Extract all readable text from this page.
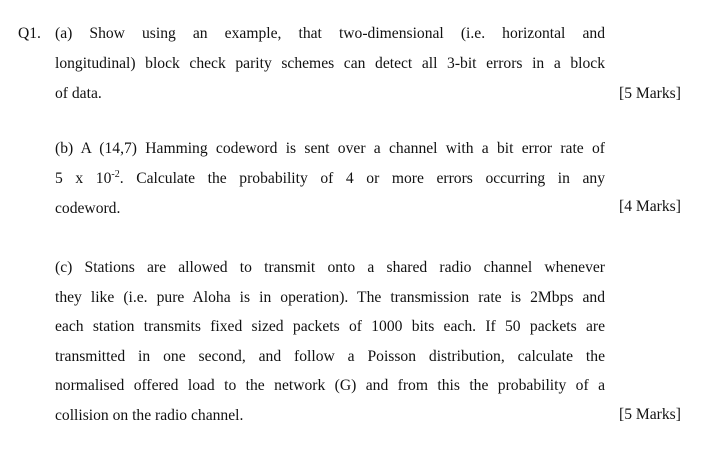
Q1. (a) Show using an example, that two-dimensional (i.e. horizontal and
longitudinal) block check parity schemes can detect all 3-bit errors in a block
of data.	[5 Marks]
(b) A (14,7) Hamming codeword is sent over a channel with a bit error rate of
5 x $10^{-2}$. Calculate the probability of 4 or more errors occurring in any
codeword.	[4 Marks]
(c) Stations are allowed to transmit onto a shared radio channel whenever
they like (i.e. pure Aloha is in operation). The transmission rate is 2Mbps and
each station transmits fixed sized packets of 1000 bits each. If 50 packets are
transmitted in one second, and follow a Poisson distribution, calculate the
normalised offered load to the network (G) and from this the probability of a
collision on the radio channel.	[5 Marks]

++++++++

AIM — Exclude the images and reproduce the remaining data exactly.

REPLY —
Extract all readable text from this page.
Q1. (a) Show using an example, that two-dimensional (i.e. horizontal and
longitudinal) block check parity schemes can detect all 3-bit errors in a block
of data.	[5 Marks]
(b) A (14,7) Hamming codeword is sent over a channel with a bit error rate of
5 x $10^{-2}$. Calculate the probability of 4 or more errors occurring in any
codeword.	[4 Marks]
(c) Stations are allowed to transmit onto a shared radio channel whenever
they like (i.e. pure Aloha is in operation). The transmission rate is 2Mbps and
each station transmits fixed sized packets of 1000 bits each. If 50 packets are
transmitted in one second, and follow a Poisson distribution, calculate the
normalised offered load to the network (G) and from this the probability of a
collision on the radio channel.	[5 Marks]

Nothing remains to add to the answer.